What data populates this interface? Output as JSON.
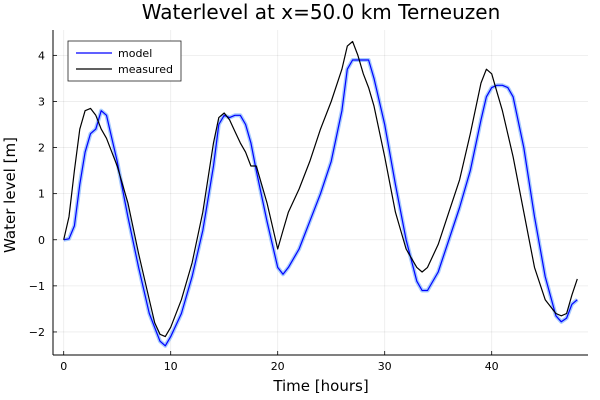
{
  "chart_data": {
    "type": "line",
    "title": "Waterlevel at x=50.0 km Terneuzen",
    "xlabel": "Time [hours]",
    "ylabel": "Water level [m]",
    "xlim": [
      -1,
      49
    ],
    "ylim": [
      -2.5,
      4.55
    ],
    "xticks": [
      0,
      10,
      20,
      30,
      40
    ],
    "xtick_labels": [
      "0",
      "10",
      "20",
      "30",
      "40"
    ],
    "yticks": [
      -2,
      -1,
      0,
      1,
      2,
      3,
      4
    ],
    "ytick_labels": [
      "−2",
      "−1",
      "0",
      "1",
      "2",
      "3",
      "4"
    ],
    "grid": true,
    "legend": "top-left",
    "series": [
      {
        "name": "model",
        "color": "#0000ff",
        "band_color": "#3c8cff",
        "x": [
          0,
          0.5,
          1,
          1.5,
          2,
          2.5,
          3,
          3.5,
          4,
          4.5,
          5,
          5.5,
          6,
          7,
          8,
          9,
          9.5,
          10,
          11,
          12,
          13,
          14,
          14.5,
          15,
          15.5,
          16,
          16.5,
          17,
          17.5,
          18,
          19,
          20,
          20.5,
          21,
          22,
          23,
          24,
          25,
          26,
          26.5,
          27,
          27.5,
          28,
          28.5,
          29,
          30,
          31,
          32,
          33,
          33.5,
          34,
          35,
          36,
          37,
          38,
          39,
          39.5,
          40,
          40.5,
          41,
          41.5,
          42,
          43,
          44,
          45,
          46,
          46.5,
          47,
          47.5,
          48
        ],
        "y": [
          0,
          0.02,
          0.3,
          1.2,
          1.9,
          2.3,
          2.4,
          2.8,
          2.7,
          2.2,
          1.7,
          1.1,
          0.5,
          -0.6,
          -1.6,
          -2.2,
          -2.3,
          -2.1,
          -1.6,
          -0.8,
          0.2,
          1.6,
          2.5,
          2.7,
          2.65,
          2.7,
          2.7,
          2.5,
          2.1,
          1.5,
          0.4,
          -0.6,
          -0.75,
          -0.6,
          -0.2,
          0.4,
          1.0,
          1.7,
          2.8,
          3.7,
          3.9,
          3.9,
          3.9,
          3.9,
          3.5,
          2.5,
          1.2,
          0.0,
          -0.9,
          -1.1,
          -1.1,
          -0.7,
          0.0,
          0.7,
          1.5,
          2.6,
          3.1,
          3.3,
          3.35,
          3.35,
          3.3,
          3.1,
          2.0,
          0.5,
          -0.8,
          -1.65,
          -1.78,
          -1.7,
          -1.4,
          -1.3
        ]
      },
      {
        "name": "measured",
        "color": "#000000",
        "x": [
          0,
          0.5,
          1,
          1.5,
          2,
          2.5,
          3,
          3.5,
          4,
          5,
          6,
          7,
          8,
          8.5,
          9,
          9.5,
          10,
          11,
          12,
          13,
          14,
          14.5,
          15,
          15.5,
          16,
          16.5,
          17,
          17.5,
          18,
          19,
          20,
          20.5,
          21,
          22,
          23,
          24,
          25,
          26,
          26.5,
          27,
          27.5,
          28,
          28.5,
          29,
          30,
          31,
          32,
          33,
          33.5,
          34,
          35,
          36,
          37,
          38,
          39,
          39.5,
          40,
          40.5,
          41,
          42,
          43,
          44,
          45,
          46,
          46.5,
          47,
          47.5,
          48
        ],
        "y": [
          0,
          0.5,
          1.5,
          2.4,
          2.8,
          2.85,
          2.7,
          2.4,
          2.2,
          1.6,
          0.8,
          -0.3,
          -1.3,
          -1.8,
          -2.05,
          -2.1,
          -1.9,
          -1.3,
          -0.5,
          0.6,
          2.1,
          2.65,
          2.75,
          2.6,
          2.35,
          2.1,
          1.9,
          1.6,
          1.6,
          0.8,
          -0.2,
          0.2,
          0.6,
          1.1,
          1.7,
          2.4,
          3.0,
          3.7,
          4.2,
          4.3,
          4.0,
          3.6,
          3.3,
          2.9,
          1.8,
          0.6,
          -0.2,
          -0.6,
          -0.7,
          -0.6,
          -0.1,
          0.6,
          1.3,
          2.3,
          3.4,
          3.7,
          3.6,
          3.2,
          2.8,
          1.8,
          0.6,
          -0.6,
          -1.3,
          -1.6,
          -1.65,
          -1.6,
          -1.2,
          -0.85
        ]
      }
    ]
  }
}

__WORK TO COMPLETE__: The pictures in the entries should be left out; output everything else exactly.

__RESULT OF THIS EXERCISE__:
What data populates this interface? Output as JSON.
{
  "chart_data": {
    "type": "line",
    "title": "Waterlevel at x=50.0 km Terneuzen",
    "xlabel": "Time [hours]",
    "ylabel": "Water level [m]",
    "xlim": [
      -1,
      49
    ],
    "ylim": [
      -2.5,
      4.55
    ],
    "xticks": [
      0,
      10,
      20,
      30,
      40
    ],
    "xtick_labels": [
      "0",
      "10",
      "20",
      "30",
      "40"
    ],
    "yticks": [
      -2,
      -1,
      0,
      1,
      2,
      3,
      4
    ],
    "ytick_labels": [
      "−2",
      "−1",
      "0",
      "1",
      "2",
      "3",
      "4"
    ],
    "grid": true,
    "legend": "top-left",
    "series": [
      {
        "name": "model",
        "color": "#0000ff",
        "band_color": "#3c8cff",
        "x": [
          0,
          0.5,
          1,
          1.5,
          2,
          2.5,
          3,
          3.5,
          4,
          4.5,
          5,
          5.5,
          6,
          7,
          8,
          9,
          9.5,
          10,
          11,
          12,
          13,
          14,
          14.5,
          15,
          15.5,
          16,
          16.5,
          17,
          17.5,
          18,
          19,
          20,
          20.5,
          21,
          22,
          23,
          24,
          25,
          26,
          26.5,
          27,
          27.5,
          28,
          28.5,
          29,
          30,
          31,
          32,
          33,
          33.5,
          34,
          35,
          36,
          37,
          38,
          39,
          39.5,
          40,
          40.5,
          41,
          41.5,
          42,
          43,
          44,
          45,
          46,
          46.5,
          47,
          47.5,
          48
        ],
        "y": [
          0,
          0.02,
          0.3,
          1.2,
          1.9,
          2.3,
          2.4,
          2.8,
          2.7,
          2.2,
          1.7,
          1.1,
          0.5,
          -0.6,
          -1.6,
          -2.2,
          -2.3,
          -2.1,
          -1.6,
          -0.8,
          0.2,
          1.6,
          2.5,
          2.7,
          2.65,
          2.7,
          2.7,
          2.5,
          2.1,
          1.5,
          0.4,
          -0.6,
          -0.75,
          -0.6,
          -0.2,
          0.4,
          1.0,
          1.7,
          2.8,
          3.7,
          3.9,
          3.9,
          3.9,
          3.9,
          3.5,
          2.5,
          1.2,
          0.0,
          -0.9,
          -1.1,
          -1.1,
          -0.7,
          0.0,
          0.7,
          1.5,
          2.6,
          3.1,
          3.3,
          3.35,
          3.35,
          3.3,
          3.1,
          2.0,
          0.5,
          -0.8,
          -1.65,
          -1.78,
          -1.7,
          -1.4,
          -1.3
        ]
      },
      {
        "name": "measured",
        "color": "#000000",
        "x": [
          0,
          0.5,
          1,
          1.5,
          2,
          2.5,
          3,
          3.5,
          4,
          5,
          6,
          7,
          8,
          8.5,
          9,
          9.5,
          10,
          11,
          12,
          13,
          14,
          14.5,
          15,
          15.5,
          16,
          16.5,
          17,
          17.5,
          18,
          19,
          20,
          20.5,
          21,
          22,
          23,
          24,
          25,
          26,
          26.5,
          27,
          27.5,
          28,
          28.5,
          29,
          30,
          31,
          32,
          33,
          33.5,
          34,
          35,
          36,
          37,
          38,
          39,
          39.5,
          40,
          40.5,
          41,
          42,
          43,
          44,
          45,
          46,
          46.5,
          47,
          47.5,
          48
        ],
        "y": [
          0,
          0.5,
          1.5,
          2.4,
          2.8,
          2.85,
          2.7,
          2.4,
          2.2,
          1.6,
          0.8,
          -0.3,
          -1.3,
          -1.8,
          -2.05,
          -2.1,
          -1.9,
          -1.3,
          -0.5,
          0.6,
          2.1,
          2.65,
          2.75,
          2.6,
          2.35,
          2.1,
          1.9,
          1.6,
          1.6,
          0.8,
          -0.2,
          0.2,
          0.6,
          1.1,
          1.7,
          2.4,
          3.0,
          3.7,
          4.2,
          4.3,
          4.0,
          3.6,
          3.3,
          2.9,
          1.8,
          0.6,
          -0.2,
          -0.6,
          -0.7,
          -0.6,
          -0.1,
          0.6,
          1.3,
          2.3,
          3.4,
          3.7,
          3.6,
          3.2,
          2.8,
          1.8,
          0.6,
          -0.6,
          -1.3,
          -1.6,
          -1.65,
          -1.6,
          -1.2,
          -0.85
        ]
      }
    ]
  }
}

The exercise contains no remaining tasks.